**DATA**
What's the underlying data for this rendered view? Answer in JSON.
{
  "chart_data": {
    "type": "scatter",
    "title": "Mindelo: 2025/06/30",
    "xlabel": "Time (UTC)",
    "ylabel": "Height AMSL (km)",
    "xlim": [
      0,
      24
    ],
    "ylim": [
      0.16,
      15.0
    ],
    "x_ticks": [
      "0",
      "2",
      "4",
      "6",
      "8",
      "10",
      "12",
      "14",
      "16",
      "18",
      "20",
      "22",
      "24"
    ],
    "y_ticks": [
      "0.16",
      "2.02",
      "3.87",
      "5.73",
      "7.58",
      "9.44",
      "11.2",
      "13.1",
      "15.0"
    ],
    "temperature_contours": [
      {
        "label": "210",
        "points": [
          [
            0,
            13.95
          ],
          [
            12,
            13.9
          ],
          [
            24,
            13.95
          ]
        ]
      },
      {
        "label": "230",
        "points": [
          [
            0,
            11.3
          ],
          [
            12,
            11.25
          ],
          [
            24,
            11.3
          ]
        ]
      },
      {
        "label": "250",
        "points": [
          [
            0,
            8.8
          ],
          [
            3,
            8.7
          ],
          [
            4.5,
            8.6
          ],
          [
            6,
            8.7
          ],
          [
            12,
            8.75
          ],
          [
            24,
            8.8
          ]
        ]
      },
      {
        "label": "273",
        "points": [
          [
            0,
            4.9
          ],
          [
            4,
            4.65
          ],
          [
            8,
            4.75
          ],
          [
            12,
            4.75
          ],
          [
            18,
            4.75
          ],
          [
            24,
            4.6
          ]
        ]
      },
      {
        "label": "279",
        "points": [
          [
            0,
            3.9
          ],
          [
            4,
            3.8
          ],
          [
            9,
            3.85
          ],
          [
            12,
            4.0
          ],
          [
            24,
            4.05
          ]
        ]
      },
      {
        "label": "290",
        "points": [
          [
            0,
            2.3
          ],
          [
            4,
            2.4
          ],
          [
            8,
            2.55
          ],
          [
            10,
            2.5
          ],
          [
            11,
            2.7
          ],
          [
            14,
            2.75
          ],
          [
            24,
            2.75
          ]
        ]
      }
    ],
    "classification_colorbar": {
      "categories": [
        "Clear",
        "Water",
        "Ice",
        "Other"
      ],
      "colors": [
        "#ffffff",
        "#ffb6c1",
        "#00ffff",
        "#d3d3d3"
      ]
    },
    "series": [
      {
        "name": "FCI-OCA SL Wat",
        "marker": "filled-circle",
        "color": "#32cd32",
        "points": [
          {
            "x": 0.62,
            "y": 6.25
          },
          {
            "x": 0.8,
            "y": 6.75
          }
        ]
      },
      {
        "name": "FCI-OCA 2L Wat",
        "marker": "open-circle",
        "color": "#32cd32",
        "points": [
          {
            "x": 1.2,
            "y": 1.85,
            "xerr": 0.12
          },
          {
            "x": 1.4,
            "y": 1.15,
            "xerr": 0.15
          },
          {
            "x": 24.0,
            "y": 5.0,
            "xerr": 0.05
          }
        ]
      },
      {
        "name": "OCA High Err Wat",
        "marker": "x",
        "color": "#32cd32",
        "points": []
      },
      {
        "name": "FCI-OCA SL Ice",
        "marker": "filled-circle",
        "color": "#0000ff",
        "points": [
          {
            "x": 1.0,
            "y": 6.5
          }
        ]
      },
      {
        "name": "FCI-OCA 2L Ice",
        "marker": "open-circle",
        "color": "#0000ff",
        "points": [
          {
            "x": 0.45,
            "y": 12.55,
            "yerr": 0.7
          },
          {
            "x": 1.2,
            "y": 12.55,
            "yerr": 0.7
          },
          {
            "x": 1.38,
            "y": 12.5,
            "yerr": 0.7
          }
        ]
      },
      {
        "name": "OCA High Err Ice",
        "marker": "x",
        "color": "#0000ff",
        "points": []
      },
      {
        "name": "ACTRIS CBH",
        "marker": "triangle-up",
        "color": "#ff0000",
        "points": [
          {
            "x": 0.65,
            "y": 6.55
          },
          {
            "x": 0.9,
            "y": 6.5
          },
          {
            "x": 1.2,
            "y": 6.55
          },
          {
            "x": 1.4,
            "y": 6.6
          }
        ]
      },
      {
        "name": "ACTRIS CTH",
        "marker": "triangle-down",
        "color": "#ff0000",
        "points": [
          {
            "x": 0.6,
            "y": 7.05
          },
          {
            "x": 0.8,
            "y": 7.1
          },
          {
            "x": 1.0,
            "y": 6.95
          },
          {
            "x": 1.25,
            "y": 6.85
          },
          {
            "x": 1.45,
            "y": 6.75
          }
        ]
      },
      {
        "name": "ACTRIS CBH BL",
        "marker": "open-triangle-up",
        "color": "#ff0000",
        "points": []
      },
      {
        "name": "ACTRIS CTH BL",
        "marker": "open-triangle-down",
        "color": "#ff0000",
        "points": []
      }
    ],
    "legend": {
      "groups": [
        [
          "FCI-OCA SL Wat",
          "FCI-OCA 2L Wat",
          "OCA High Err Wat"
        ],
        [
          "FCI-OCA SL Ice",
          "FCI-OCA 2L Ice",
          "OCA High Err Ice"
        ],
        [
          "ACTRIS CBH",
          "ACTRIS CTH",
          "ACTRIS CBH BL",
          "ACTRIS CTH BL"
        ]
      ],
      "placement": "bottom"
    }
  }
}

**PROBLEM TO SOLVE**
Search the lines above for the string "name" and copy each line that has it.

**COMPLETED TASK**
        "name": "FCI-OCA SL Wat",
        "name": "FCI-OCA 2L Wat",
        "name": "OCA High Err Wat",
        "name": "FCI-OCA SL Ice",
        "name": "FCI-OCA 2L Ice",
        "name": "OCA High Err Ice",
        "name": "ACTRIS CBH",
        "name": "ACTRIS CTH",
        "name": "ACTRIS CBH BL",
        "name": "ACTRIS CTH BL",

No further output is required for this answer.